- Job
Copy out, unchanged, the entries below from the "OCR this image." line to the final line. Omit pictures.

- Stored rows
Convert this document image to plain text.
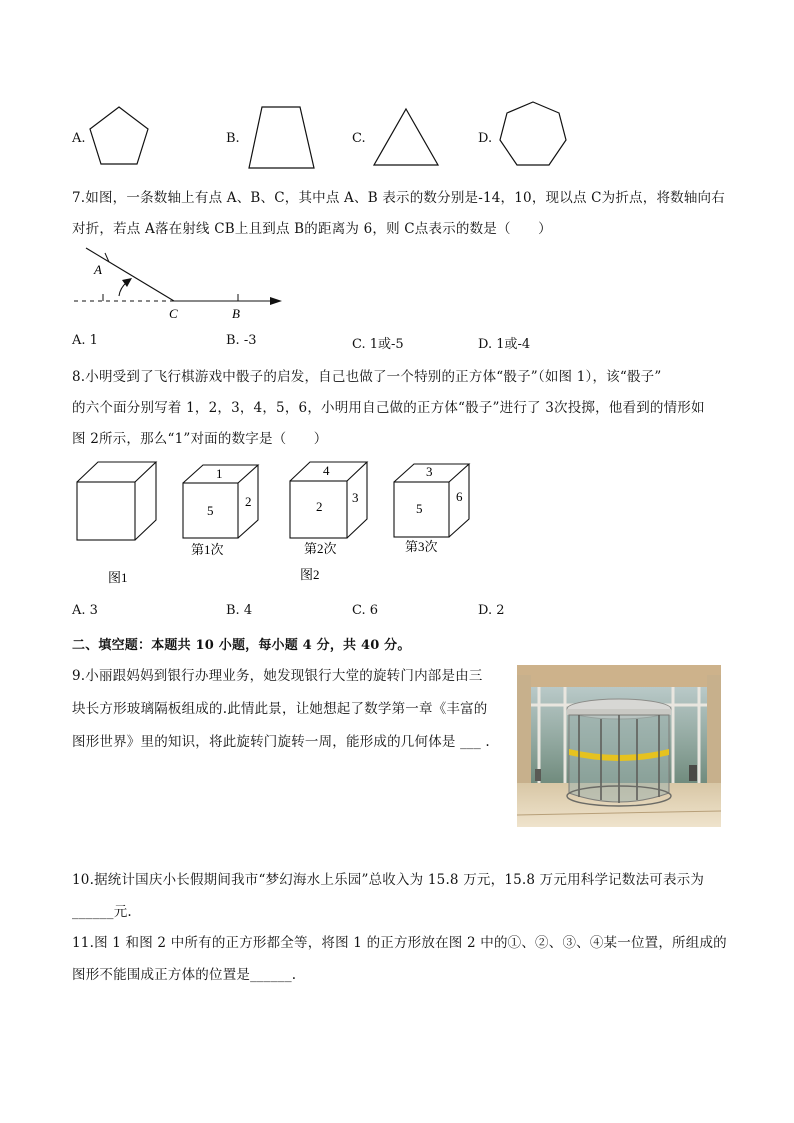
A.	B.	C.	D.
7.如图，一条数轴上有点 A、B、C，其中点 A、B 表示的数分别是-14，10，现以点 C为折点，将数轴向右
对折，若点 A落在射线 CB上且到点 B的距离为 6，则 C点表示的数是（　　）
A
C	B
A. 1	B. -3	C. 1或-5	D. 1或-4
8.小明受到了飞行棋游戏中骰子的启发，自己也做了一个特别的正方体“骰子”（如图 1），该“骰子”
的六个面分别写着 1，2，3，4，5，6，小明用自己做的正方体“骰子”进行了 3次投掷，他看到的情形如
图 2所示，那么“1”对面的数字是（　　）
1
5
2
第1次
4
2
3
第2次
3
5
6
第3次
图1	图2
A. 3	B. 4	C. 6	D. 2
二、填空题：本题共 10 小题，每小题 4 分，共 40 分。
9.小丽跟妈妈到银行办理业务，她发现银行大堂的旋转门内部是由三
块长方形玻璃隔板组成的.此情此景，让她想起了数学第一章《丰富的
图形世界》里的知识，将此旋转门旋转一周，能形成的几何体是 ___ .
10.据统计国庆小长假期间我市“梦幻海水上乐园”总收入为 15.8 万元，15.8 万元用科学记数法可表示为
______元.
11.图 1 和图 2 中所有的正方形都全等，将图 1 的正方形放在图 2 中的①、②、③、④某一位置，所组成的
图形不能围成正方体的位置是______.
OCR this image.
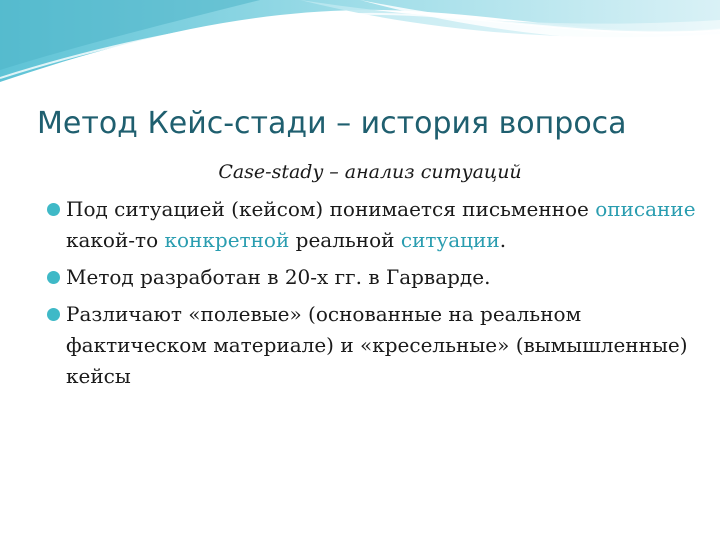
Метод Кейс-стади – история вопроса
Case-stady – анализ ситуаций
Под ситуацией (кейсом) понимается письменное описание какой-то конкретной реальной ситуации.
Метод разработан в 20-х гг. в Гарварде.
Различают «полевые» (основанные на реальном фактическом материале) и «кресельные» (вымышленные) кейсы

- Task solution
OCR this image.
Метод Кейс-стади – история вопроса
Case-stady – анализ ситуаций
Под ситуацией (кейсом) понимается письменное описание какой-то конкретной реальной ситуации.
Метод разработан в 20-х гг. в Гарварде.
Различают «полевые» (основанные на реальном фактическом материале) и «кресельные» (вымышленные) кейсы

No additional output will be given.